Instruction:
Copy the records that follow exactly as written, but not their pictures.

[Data records]
►
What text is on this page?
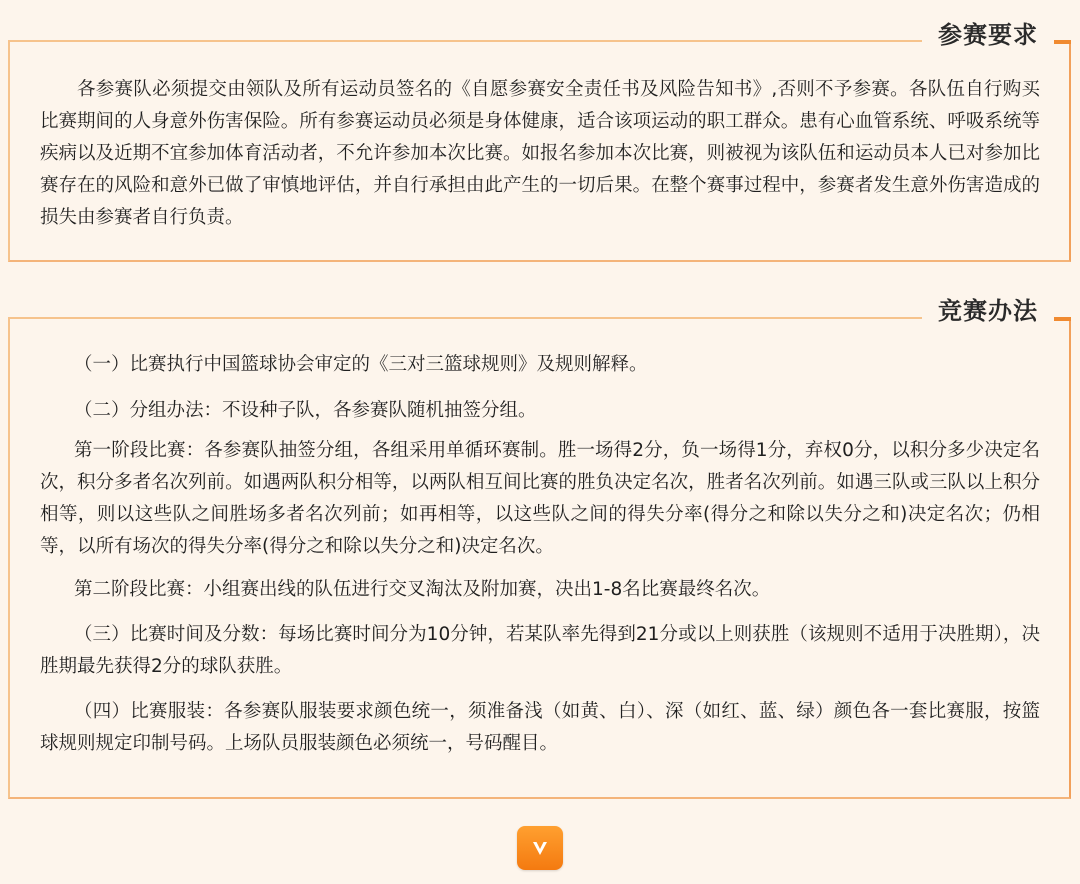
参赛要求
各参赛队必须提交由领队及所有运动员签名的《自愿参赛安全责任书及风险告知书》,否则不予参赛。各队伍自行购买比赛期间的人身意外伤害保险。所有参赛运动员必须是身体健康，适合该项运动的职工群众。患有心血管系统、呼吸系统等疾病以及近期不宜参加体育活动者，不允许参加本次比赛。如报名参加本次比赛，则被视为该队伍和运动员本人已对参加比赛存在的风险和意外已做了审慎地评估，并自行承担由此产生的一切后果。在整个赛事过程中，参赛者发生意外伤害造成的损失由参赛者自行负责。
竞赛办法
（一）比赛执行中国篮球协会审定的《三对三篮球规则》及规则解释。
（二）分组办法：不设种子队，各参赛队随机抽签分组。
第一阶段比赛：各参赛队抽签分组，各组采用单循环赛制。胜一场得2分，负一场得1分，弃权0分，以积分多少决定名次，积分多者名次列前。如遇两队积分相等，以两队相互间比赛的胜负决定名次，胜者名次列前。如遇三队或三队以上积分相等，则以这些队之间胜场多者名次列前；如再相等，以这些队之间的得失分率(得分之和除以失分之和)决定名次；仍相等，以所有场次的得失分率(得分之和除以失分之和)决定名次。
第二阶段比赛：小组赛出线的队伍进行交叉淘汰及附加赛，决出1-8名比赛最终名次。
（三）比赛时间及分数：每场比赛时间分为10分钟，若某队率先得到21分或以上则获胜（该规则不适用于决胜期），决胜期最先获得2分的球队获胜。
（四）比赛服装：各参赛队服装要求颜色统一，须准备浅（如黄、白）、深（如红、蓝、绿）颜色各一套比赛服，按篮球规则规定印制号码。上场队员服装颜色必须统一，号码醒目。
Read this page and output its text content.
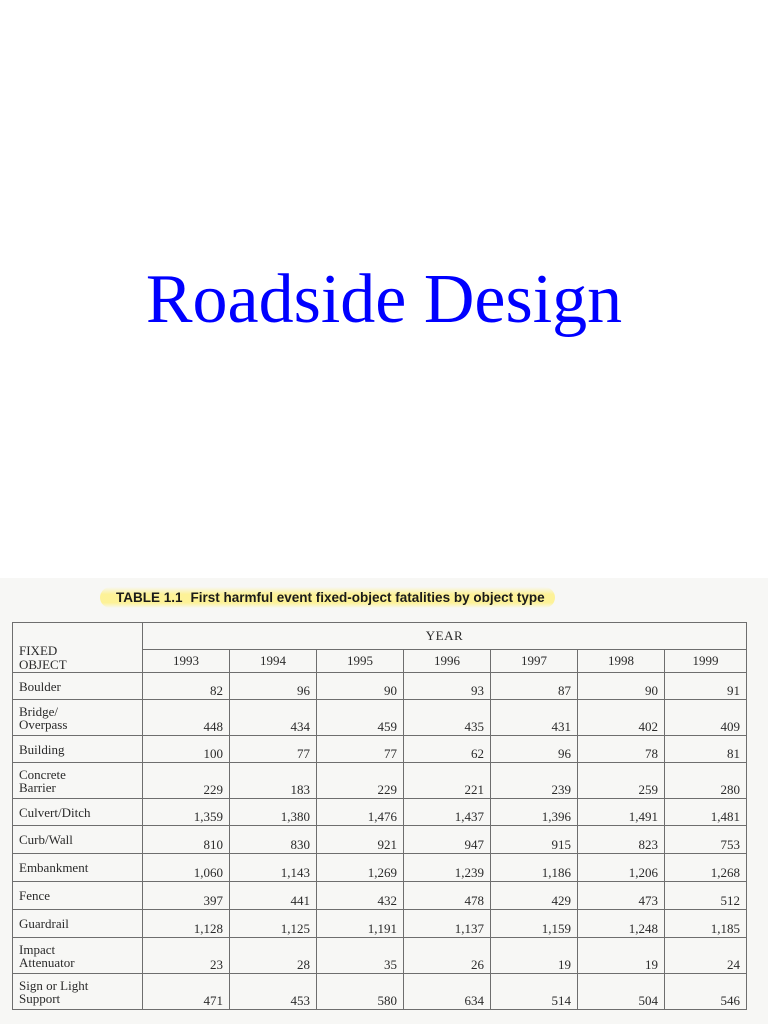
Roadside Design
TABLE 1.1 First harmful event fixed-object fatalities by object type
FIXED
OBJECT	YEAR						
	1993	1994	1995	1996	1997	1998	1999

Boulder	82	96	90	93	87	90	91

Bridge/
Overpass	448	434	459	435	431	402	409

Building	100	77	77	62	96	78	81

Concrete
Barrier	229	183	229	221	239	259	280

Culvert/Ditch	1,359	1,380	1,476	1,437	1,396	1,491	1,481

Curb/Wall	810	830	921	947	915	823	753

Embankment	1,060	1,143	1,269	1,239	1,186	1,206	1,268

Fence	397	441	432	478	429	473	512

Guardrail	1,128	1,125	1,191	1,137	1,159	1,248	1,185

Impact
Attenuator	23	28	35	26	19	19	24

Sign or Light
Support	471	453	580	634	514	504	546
◄
Expected output:
What text is on this page?
参赛要求
各参赛队必须提交由领队及所有运动员签名的《自愿参赛安全责任书及风险告知书》,否则不予参赛。各队伍自行购买比赛期间的人身意外伤害保险。所有参赛运动员必须是身体健康，适合该项运动的职工群众。患有心血管系统、呼吸系统等疾病以及近期不宜参加体育活动者，不允许参加本次比赛。如报名参加本次比赛，则被视为该队伍和运动员本人已对参加比赛存在的风险和意外已做了审慎地评估，并自行承担由此产生的一切后果。在整个赛事过程中，参赛者发生意外伤害造成的损失由参赛者自行负责。
竞赛办法
（一）比赛执行中国篮球协会审定的《三对三篮球规则》及规则解释。
（二）分组办法：不设种子队，各参赛队随机抽签分组。
第一阶段比赛：各参赛队抽签分组，各组采用单循环赛制。胜一场得2分，负一场得1分，弃权0分，以积分多少决定名次，积分多者名次列前。如遇两队积分相等，以两队相互间比赛的胜负决定名次，胜者名次列前。如遇三队或三队以上积分相等，则以这些队之间胜场多者名次列前；如再相等，以这些队之间的得失分率(得分之和除以失分之和)决定名次；仍相等，以所有场次的得失分率(得分之和除以失分之和)决定名次。
第二阶段比赛：小组赛出线的队伍进行交叉淘汰及附加赛，决出1-8名比赛最终名次。
（三）比赛时间及分数：每场比赛时间分为10分钟，若某队率先得到21分或以上则获胜（该规则不适用于决胜期），决胜期最先获得2分的球队获胜。
（四）比赛服装：各参赛队服装要求颜色统一，须准备浅（如黄、白）、深（如红、蓝、绿）颜色各一套比赛服，按篮球规则规定印制号码。上场队员服装颜色必须统一，号码醒目。
Read this page and output its text content.
Roadside Design
TABLE 1.1 First harmful event fixed-object fatalities by object type
FIXED
OBJECT	YEAR						
	1993	1994	1995	1996	1997	1998	1999

Boulder	82	96	90	93	87	90	91

Bridge/
Overpass	448	434	459	435	431	402	409

Building	100	77	77	62	96	78	81

Concrete
Barrier	229	183	229	221	239	259	280

Culvert/Ditch	1,359	1,380	1,476	1,437	1,396	1,491	1,481

Curb/Wall	810	830	921	947	915	823	753

Embankment	1,060	1,143	1,269	1,239	1,186	1,206	1,268

Fence	397	441	432	478	429	473	512

Guardrail	1,128	1,125	1,191	1,137	1,159	1,248	1,185

Impact
Attenuator	23	28	35	26	19	19	24

Sign or Light
Support	471	453	580	634	514	504	546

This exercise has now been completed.